--- start of Data to process ---

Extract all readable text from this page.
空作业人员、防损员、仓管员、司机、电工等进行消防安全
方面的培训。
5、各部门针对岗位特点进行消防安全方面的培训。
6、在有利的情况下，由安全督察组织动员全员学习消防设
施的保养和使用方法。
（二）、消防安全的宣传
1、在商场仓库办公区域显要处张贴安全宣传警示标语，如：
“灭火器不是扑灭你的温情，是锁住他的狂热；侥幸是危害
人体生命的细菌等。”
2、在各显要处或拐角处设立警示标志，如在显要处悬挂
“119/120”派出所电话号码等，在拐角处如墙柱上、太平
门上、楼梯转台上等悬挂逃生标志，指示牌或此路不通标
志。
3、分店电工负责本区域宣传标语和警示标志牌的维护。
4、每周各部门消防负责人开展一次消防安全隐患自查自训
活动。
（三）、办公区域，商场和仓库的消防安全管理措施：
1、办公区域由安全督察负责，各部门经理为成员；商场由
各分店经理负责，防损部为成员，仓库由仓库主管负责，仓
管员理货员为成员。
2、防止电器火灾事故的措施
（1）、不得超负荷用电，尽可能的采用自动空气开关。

--- end of Data to process ---

(What this task involves)
Retype every entry word for word.

(Full answer)
Extract all readable text from this page.
空作业人员、防损员、仓管员、司机、电工等进行消防安全
方面的培训。
5、各部门针对岗位特点进行消防安全方面的培训。
6、在有利的情况下，由安全督察组织动员全员学习消防设
施的保养和使用方法。
（二）、消防安全的宣传
1、在商场仓库办公区域显要处张贴安全宣传警示标语，如：
“灭火器不是扑灭你的温情，是锁住他的狂热；侥幸是危害
人体生命的细菌等。”
2、在各显要处或拐角处设立警示标志，如在显要处悬挂
“119/120”派出所电话号码等，在拐角处如墙柱上、太平
门上、楼梯转台上等悬挂逃生标志，指示牌或此路不通标
志。
3、分店电工负责本区域宣传标语和警示标志牌的维护。
4、每周各部门消防负责人开展一次消防安全隐患自查自训
活动。
（三）、办公区域，商场和仓库的消防安全管理措施：
1、办公区域由安全督察负责，各部门经理为成员；商场由
各分店经理负责，防损部为成员，仓库由仓库主管负责，仓
管员理货员为成员。
2、防止电器火灾事故的措施
（1）、不得超负荷用电，尽可能的采用自动空气开关。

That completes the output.